START Given data

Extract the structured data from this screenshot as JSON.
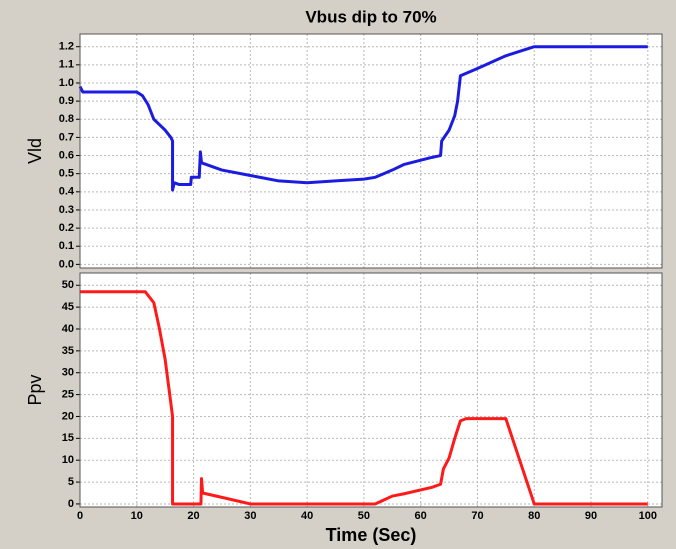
{
  "chart_data": [
    {
      "type": "line",
      "title": "Vbus dip to 70%",
      "ylabel": "Vld",
      "xlim": [
        0,
        102.5
      ],
      "ylim": [
        -0.02,
        1.27
      ],
      "yticks": [
        {
          "value": 0,
          "label": "0.0"
        },
        0.1,
        0.2,
        0.3,
        0.4,
        0.5,
        0.6,
        0.7,
        0.8,
        0.9,
        {
          "value": 1,
          "label": "1.0"
        },
        1.1,
        1.2
      ],
      "grid": true,
      "x": [
        0,
        0.5,
        10,
        11,
        12,
        13,
        14,
        15,
        16,
        16.3,
        16.3,
        16.6,
        17.5,
        19.5,
        19.6,
        21,
        21.2,
        21.4,
        25,
        30,
        35,
        40,
        45,
        50,
        52,
        55,
        57,
        62,
        63.5,
        63.7,
        65,
        66,
        66.5,
        67,
        70,
        75,
        80,
        100
      ],
      "series": [
        {
          "color": "#1c1ce0",
          "values": [
            0.98,
            0.95,
            0.95,
            0.93,
            0.88,
            0.8,
            0.77,
            0.74,
            0.7,
            0.68,
            0.41,
            0.45,
            0.44,
            0.44,
            0.48,
            0.48,
            0.62,
            0.56,
            0.52,
            0.49,
            0.46,
            0.45,
            0.46,
            0.47,
            0.48,
            0.52,
            0.55,
            0.59,
            0.6,
            0.68,
            0.74,
            0.82,
            0.9,
            1.04,
            1.08,
            1.15,
            1.2,
            1.2
          ]
        }
      ]
    },
    {
      "type": "line",
      "ylabel": "Ppv",
      "xlabel": "Time (Sec)",
      "xlim": [
        0,
        102.5
      ],
      "ylim": [
        -0.7,
        52.8
      ],
      "xticks": [
        0,
        10,
        20,
        30,
        40,
        50,
        60,
        70,
        80,
        90,
        100
      ],
      "yticks": [
        0,
        5,
        10,
        15,
        20,
        25,
        30,
        35,
        40,
        45,
        50
      ],
      "grid": true,
      "x": [
        0,
        11.5,
        13,
        14,
        15,
        16,
        16.3,
        16.3,
        21.3,
        21.4,
        21.6,
        25,
        30,
        52,
        55,
        57,
        62,
        63.5,
        64,
        65,
        66,
        67,
        68,
        75,
        80,
        100
      ],
      "series": [
        {
          "color": "#ff1a1a",
          "values": [
            48.5,
            48.5,
            46,
            40,
            33,
            23,
            20,
            0,
            0,
            5.8,
            2.5,
            1.5,
            0,
            0,
            1.8,
            2.3,
            3.8,
            4.5,
            8,
            10.5,
            15,
            19,
            19.5,
            19.5,
            0,
            0
          ]
        }
      ]
    }
  ]
}
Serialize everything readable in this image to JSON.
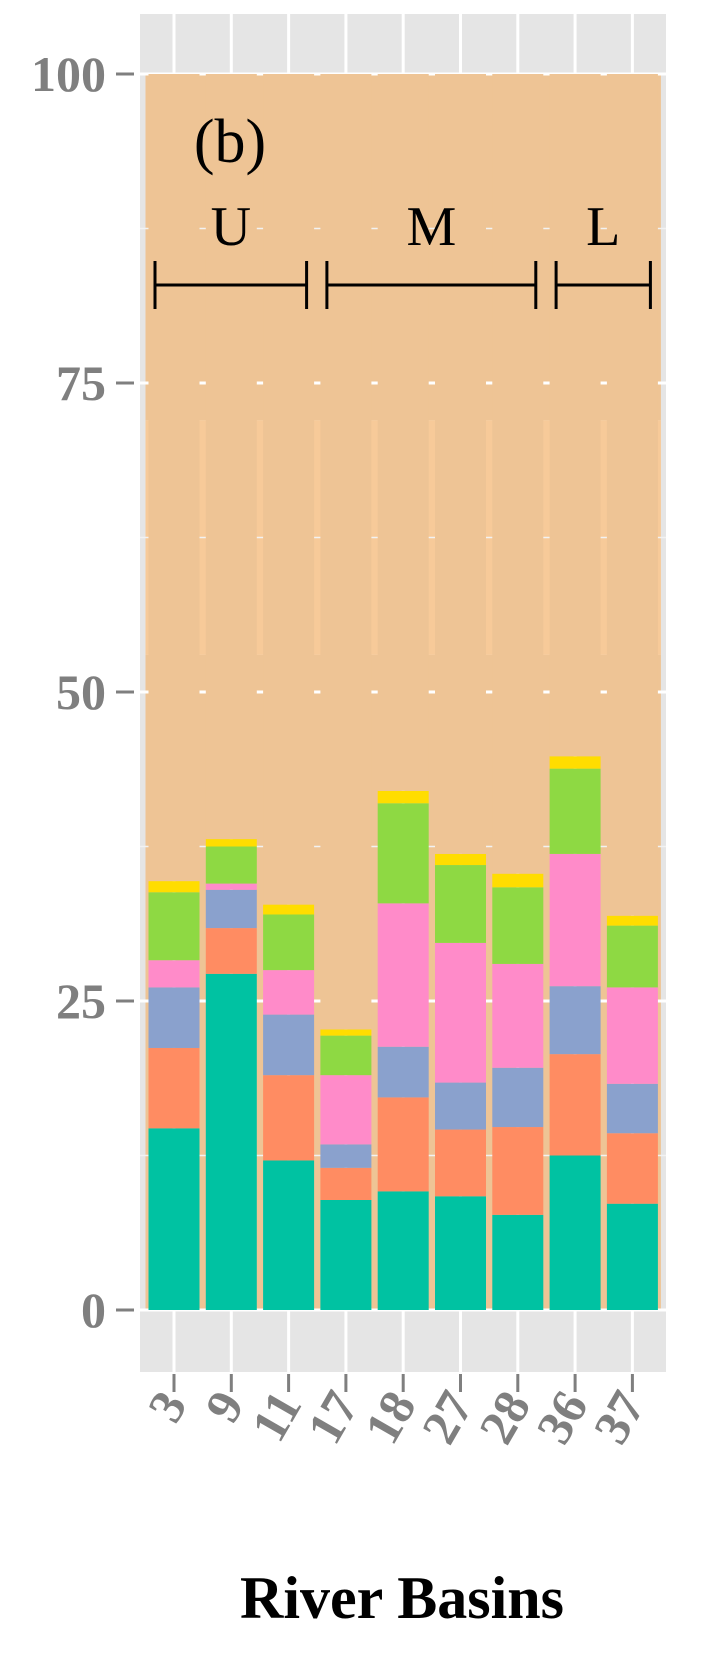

END Given data

What the task requires — Copy out the entries verbatim and leave the images out.

Response to this task —
Extract the structured data from this screenshot as JSON.
{
  "chart_data": [
    {
      "type": "line",
      "title": "Vbus dip to 70%",
      "ylabel": "Vld",
      "xlim": [
        0,
        102.5
      ],
      "ylim": [
        -0.02,
        1.27
      ],
      "yticks": [
        {
          "value": 0,
          "label": "0.0"
        },
        0.1,
        0.2,
        0.3,
        0.4,
        0.5,
        0.6,
        0.7,
        0.8,
        0.9,
        {
          "value": 1,
          "label": "1.0"
        },
        1.1,
        1.2
      ],
      "grid": true,
      "x": [
        0,
        0.5,
        10,
        11,
        12,
        13,
        14,
        15,
        16,
        16.3,
        16.3,
        16.6,
        17.5,
        19.5,
        19.6,
        21,
        21.2,
        21.4,
        25,
        30,
        35,
        40,
        45,
        50,
        52,
        55,
        57,
        62,
        63.5,
        63.7,
        65,
        66,
        66.5,
        67,
        70,
        75,
        80,
        100
      ],
      "series": [
        {
          "color": "#1c1ce0",
          "values": [
            0.98,
            0.95,
            0.95,
            0.93,
            0.88,
            0.8,
            0.77,
            0.74,
            0.7,
            0.68,
            0.41,
            0.45,
            0.44,
            0.44,
            0.48,
            0.48,
            0.62,
            0.56,
            0.52,
            0.49,
            0.46,
            0.45,
            0.46,
            0.47,
            0.48,
            0.52,
            0.55,
            0.59,
            0.6,
            0.68,
            0.74,
            0.82,
            0.9,
            1.04,
            1.08,
            1.15,
            1.2,
            1.2
          ]
        }
      ]
    },
    {
      "type": "line",
      "ylabel": "Ppv",
      "xlabel": "Time (Sec)",
      "xlim": [
        0,
        102.5
      ],
      "ylim": [
        -0.7,
        52.8
      ],
      "xticks": [
        0,
        10,
        20,
        30,
        40,
        50,
        60,
        70,
        80,
        90,
        100
      ],
      "yticks": [
        0,
        5,
        10,
        15,
        20,
        25,
        30,
        35,
        40,
        45,
        50
      ],
      "grid": true,
      "x": [
        0,
        11.5,
        13,
        14,
        15,
        16,
        16.3,
        16.3,
        21.3,
        21.4,
        21.6,
        25,
        30,
        52,
        55,
        57,
        62,
        63.5,
        64,
        65,
        66,
        67,
        68,
        75,
        80,
        100
      ],
      "series": [
        {
          "color": "#ff1a1a",
          "values": [
            48.5,
            48.5,
            46,
            40,
            33,
            23,
            20,
            0,
            0,
            5.8,
            2.5,
            1.5,
            0,
            0,
            1.8,
            2.3,
            3.8,
            4.5,
            8,
            10.5,
            15,
            19,
            19.5,
            19.5,
            0,
            0
          ]
        }
      ]
    }
  ]
}
Serialize everything readable in this image to JSON.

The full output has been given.